THE DATA
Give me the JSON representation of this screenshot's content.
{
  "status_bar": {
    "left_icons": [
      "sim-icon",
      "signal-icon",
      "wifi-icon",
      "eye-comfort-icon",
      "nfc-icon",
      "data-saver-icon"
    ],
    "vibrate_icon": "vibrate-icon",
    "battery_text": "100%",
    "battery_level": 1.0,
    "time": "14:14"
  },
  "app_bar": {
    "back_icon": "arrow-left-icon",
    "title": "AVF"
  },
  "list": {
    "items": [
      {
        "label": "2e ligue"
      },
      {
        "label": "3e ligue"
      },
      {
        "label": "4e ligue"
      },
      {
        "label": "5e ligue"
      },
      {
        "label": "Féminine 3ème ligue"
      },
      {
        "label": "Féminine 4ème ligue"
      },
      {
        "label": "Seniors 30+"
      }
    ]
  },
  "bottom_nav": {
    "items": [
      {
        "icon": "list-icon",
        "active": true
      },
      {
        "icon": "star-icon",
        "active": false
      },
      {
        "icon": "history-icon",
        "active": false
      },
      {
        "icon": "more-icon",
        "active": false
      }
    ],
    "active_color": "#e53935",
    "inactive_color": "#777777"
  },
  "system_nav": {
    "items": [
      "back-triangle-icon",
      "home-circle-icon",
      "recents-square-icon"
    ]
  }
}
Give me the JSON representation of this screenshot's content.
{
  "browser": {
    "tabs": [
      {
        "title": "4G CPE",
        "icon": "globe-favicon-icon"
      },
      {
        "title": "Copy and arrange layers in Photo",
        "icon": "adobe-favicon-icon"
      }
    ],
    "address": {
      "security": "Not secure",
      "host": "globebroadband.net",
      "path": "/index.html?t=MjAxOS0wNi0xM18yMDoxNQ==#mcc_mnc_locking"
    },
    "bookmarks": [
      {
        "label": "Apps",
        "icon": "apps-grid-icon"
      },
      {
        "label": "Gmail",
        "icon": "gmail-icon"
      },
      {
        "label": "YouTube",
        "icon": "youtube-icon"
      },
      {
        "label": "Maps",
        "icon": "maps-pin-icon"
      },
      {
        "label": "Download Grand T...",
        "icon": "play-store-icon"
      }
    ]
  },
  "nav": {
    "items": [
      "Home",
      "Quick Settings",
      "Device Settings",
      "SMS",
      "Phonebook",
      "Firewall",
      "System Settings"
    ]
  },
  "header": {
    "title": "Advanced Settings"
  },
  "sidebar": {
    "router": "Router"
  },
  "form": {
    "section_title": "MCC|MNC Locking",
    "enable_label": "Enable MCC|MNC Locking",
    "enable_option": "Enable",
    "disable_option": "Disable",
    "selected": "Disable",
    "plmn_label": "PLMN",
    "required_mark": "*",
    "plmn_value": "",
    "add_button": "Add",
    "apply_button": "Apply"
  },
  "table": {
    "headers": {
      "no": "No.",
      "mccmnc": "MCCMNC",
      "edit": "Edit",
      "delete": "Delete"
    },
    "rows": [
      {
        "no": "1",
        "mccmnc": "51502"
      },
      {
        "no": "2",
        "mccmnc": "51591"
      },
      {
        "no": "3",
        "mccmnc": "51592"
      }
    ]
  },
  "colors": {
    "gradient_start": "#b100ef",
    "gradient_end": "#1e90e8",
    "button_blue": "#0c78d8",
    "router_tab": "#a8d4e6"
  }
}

DIRECTIONS
Go through the data above and find the lines with the word "Enable". Copy each of those lines.

FINAL RESULT
    "enable_label": "Enable MCC|MNC Locking",
    "enable_option": "Enable",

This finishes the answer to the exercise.